Provided records
★ ★ ★ ★

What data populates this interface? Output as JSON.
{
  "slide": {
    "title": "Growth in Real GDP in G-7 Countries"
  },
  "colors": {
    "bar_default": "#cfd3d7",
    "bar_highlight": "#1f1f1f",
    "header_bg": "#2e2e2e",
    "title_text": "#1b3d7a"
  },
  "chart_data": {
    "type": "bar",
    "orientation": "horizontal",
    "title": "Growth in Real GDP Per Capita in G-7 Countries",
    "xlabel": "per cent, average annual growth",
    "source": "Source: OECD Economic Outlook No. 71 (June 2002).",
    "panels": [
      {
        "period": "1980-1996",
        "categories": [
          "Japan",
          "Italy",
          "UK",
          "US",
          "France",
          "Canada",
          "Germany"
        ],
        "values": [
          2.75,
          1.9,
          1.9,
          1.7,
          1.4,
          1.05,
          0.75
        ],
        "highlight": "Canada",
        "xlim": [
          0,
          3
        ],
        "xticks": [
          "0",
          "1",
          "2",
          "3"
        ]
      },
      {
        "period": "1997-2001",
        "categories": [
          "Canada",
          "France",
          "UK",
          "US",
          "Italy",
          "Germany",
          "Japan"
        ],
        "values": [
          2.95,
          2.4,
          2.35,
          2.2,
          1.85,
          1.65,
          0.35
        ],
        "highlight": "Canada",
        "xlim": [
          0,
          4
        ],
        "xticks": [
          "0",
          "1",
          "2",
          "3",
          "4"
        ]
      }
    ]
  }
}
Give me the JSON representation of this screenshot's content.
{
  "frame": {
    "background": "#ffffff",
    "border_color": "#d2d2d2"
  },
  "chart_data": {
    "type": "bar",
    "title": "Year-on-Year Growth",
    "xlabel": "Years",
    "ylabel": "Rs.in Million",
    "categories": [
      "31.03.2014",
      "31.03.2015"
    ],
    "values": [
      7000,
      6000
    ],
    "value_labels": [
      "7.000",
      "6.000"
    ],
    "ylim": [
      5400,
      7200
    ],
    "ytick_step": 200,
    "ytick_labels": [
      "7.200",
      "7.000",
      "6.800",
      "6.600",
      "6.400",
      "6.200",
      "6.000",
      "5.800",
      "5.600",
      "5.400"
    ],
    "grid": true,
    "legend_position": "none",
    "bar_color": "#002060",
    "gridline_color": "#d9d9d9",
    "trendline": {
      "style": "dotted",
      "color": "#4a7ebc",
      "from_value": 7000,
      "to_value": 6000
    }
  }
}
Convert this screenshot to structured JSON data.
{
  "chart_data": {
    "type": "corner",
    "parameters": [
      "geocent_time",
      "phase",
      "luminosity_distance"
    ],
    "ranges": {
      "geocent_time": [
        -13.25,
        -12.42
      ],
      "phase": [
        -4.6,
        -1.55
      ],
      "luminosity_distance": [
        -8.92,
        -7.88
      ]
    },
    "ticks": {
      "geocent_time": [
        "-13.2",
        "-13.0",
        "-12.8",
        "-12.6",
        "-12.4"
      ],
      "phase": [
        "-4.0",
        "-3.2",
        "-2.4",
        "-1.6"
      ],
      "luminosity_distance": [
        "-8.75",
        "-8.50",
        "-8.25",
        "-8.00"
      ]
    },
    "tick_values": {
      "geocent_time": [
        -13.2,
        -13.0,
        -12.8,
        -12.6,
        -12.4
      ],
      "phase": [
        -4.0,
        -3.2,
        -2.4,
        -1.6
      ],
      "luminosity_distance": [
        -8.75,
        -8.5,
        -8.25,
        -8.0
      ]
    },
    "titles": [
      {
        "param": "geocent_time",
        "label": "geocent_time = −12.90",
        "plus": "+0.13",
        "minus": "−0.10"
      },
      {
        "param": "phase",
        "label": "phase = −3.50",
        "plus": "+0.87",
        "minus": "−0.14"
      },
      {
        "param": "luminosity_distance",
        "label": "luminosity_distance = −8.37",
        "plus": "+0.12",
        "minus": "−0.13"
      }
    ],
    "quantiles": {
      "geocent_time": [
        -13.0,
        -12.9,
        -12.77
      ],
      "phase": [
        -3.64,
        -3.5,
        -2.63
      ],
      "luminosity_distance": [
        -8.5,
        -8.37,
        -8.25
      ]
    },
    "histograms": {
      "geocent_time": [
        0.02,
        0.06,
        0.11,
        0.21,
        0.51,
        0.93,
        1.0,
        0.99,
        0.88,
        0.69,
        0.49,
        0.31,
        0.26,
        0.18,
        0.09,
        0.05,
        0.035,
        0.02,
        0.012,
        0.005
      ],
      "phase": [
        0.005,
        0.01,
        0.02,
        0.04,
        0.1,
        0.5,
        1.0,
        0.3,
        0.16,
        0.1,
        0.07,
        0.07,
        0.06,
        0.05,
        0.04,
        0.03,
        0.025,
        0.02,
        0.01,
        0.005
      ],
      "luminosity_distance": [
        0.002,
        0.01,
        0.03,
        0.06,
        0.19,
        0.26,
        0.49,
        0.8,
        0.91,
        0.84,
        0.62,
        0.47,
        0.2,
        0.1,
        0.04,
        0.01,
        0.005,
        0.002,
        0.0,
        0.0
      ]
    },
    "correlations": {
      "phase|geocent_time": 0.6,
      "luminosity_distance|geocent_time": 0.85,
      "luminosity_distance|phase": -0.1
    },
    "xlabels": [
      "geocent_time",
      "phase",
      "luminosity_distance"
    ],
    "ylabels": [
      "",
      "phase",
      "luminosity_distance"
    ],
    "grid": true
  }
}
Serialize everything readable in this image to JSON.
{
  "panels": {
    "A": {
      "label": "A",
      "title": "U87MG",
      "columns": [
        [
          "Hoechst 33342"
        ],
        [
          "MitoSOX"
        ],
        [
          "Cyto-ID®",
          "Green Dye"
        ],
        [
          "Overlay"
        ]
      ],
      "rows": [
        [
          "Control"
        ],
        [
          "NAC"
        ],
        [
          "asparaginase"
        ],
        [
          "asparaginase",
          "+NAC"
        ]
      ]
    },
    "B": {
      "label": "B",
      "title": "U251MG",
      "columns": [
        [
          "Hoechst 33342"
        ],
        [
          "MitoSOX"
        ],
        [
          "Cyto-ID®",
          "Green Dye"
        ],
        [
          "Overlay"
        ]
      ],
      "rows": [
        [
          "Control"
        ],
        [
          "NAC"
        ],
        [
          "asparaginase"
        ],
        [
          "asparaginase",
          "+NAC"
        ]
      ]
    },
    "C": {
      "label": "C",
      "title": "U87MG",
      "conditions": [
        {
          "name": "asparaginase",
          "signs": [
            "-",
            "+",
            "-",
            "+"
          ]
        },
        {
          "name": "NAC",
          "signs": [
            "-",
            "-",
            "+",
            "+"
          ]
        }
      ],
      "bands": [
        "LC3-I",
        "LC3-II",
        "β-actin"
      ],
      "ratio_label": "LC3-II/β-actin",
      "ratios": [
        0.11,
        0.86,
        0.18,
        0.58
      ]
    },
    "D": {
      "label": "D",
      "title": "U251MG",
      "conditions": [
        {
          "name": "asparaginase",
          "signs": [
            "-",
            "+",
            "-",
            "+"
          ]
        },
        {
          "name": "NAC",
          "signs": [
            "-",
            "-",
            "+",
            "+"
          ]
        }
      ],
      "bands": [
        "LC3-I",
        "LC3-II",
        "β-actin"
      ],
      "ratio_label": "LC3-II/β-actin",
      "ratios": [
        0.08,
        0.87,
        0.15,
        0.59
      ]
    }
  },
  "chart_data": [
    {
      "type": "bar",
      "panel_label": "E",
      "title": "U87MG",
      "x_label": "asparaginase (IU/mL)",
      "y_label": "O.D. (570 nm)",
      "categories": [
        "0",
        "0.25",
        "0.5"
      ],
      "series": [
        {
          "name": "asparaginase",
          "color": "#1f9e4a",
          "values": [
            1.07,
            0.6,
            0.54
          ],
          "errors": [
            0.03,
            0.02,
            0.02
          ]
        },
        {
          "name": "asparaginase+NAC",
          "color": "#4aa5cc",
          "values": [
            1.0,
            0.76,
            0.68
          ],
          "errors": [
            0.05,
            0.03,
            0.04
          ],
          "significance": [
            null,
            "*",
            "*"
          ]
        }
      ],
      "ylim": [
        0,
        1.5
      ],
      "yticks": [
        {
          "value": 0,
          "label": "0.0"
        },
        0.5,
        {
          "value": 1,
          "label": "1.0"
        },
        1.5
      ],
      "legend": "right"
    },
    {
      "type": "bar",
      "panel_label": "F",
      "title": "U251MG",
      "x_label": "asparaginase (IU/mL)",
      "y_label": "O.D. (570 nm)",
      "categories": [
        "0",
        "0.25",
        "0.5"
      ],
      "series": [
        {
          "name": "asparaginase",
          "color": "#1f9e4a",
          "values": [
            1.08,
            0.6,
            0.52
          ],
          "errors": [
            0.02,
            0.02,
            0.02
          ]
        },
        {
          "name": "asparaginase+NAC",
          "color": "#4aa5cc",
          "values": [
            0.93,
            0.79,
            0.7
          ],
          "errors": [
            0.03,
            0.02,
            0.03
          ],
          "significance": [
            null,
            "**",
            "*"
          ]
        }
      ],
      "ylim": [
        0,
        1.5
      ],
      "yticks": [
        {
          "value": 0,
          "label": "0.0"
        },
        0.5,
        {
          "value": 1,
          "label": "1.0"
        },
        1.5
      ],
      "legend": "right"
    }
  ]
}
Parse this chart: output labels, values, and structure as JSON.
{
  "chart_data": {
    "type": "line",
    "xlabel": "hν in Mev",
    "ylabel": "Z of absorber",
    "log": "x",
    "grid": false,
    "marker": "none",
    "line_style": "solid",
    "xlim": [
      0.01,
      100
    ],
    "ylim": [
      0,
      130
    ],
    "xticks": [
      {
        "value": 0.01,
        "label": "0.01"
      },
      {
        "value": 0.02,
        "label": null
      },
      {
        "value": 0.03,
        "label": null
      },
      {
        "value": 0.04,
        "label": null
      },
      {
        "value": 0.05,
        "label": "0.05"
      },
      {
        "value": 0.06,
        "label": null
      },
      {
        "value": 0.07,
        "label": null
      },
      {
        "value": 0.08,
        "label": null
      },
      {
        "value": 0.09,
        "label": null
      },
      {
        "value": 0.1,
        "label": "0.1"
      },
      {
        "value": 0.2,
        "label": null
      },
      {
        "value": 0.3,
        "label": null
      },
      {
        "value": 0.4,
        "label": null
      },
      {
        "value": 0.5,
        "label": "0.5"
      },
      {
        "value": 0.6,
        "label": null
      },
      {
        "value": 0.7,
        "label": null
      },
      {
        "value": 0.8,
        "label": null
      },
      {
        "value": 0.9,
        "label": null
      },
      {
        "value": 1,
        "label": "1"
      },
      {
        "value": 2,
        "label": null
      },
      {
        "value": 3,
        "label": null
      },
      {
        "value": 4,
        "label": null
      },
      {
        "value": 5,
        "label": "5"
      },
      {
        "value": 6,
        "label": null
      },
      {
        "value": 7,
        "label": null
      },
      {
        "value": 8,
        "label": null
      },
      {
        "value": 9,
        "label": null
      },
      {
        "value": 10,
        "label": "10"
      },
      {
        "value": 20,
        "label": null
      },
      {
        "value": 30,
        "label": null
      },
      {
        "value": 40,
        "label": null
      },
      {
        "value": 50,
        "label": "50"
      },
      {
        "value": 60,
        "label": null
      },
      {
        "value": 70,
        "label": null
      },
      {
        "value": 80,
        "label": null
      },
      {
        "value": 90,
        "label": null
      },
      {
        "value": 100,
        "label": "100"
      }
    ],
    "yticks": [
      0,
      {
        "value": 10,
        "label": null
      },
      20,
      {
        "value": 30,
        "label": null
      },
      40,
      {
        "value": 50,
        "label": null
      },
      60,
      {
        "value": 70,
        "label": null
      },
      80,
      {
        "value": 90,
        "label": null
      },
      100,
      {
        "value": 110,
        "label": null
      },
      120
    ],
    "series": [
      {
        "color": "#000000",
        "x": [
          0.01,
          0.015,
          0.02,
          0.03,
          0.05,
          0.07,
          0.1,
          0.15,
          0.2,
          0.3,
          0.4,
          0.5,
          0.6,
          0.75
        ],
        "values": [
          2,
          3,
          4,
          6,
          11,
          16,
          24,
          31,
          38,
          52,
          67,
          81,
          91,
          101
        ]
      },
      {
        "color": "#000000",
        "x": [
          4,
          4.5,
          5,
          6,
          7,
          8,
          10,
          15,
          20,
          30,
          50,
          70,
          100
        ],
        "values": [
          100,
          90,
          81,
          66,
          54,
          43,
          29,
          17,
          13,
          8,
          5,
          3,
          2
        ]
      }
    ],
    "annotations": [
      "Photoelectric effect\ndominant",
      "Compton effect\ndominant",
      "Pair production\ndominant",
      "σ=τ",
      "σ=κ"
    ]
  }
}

★ ★ ★ ★

Copy each line above that contains the string "this".

Task answer
What data populates this interface? Output as JSON.
Give me the JSON representation of this screenshot's content.
Convert this screenshot to structured JSON data.
Serialize everything readable in this image to JSON.
Parse this chart: output labels, values, and structure as JSON.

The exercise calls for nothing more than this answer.